▸ **Dataset entries**
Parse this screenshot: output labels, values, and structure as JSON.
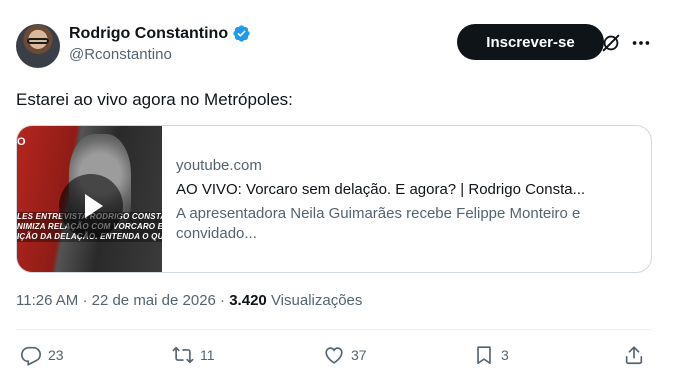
{
  "author": {
    "name": "Rodrigo Constantino",
    "handle": "@Rconstantino"
  },
  "header": {
    "subscribe_label": "Inscrever-se",
    "grok_icon": "grok-slash-icon",
    "more_icon": "ellipsis-icon"
  },
  "tweet": {
    "text": "Estarei ao vivo agora no Metrópoles:"
  },
  "card": {
    "domain": "youtube.com",
    "title": "AO VIVO: Vorcaro sem delação. E agora? | Rodrigo Consta...",
    "description": "A apresentadora Neila Guimarães recebe Felippe Monteiro e convidado...",
    "thumbnail_overlay": [
      "LES ENTREVISTA RODRIGO CONSTANTINO",
      "NIMIZA RELAÇÃO COM VORCARO EM DEFE",
      "IÇÃO DA DELAÇÃO. ENTENDA O QUE ACON"
    ],
    "thumbnail_logo": "O"
  },
  "meta": {
    "time": "11:26 AM",
    "separator": "·",
    "date": "22 de mai de 2026",
    "views_count": "3.420",
    "views_label": "Visualizações"
  },
  "actions": {
    "replies": "23",
    "reposts": "11",
    "likes": "37",
    "bookmarks": "3"
  },
  "colors": {
    "text_primary": "#0f1419",
    "text_secondary": "#536471",
    "verified": "#1d9bf0",
    "border": "#cfd9de"
  }
}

▸ **Instructions to follow**
Copy every record above exactly, leaving out any pictures.

▸ **Output**
Parse this screenshot: output labels, values, and structure as JSON.
{
  "author": {
    "name": "Rodrigo Constantino",
    "handle": "@Rconstantino"
  },
  "header": {
    "subscribe_label": "Inscrever-se",
    "grok_icon": "grok-slash-icon",
    "more_icon": "ellipsis-icon"
  },
  "tweet": {
    "text": "Estarei ao vivo agora no Metrópoles:"
  },
  "card": {
    "domain": "youtube.com",
    "title": "AO VIVO: Vorcaro sem delação. E agora? | Rodrigo Consta...",
    "description": "A apresentadora Neila Guimarães recebe Felippe Monteiro e convidado...",
    "thumbnail_overlay": [
      "LES ENTREVISTA RODRIGO CONSTANTINO",
      "NIMIZA RELAÇÃO COM VORCARO EM DEFE",
      "IÇÃO DA DELAÇÃO. ENTENDA O QUE ACON"
    ],
    "thumbnail_logo": "O"
  },
  "meta": {
    "time": "11:26 AM",
    "separator": "·",
    "date": "22 de mai de 2026",
    "views_count": "3.420",
    "views_label": "Visualizações"
  },
  "actions": {
    "replies": "23",
    "reposts": "11",
    "likes": "37",
    "bookmarks": "3"
  },
  "colors": {
    "text_primary": "#0f1419",
    "text_secondary": "#536471",
    "verified": "#1d9bf0",
    "border": "#cfd9de"
  }
}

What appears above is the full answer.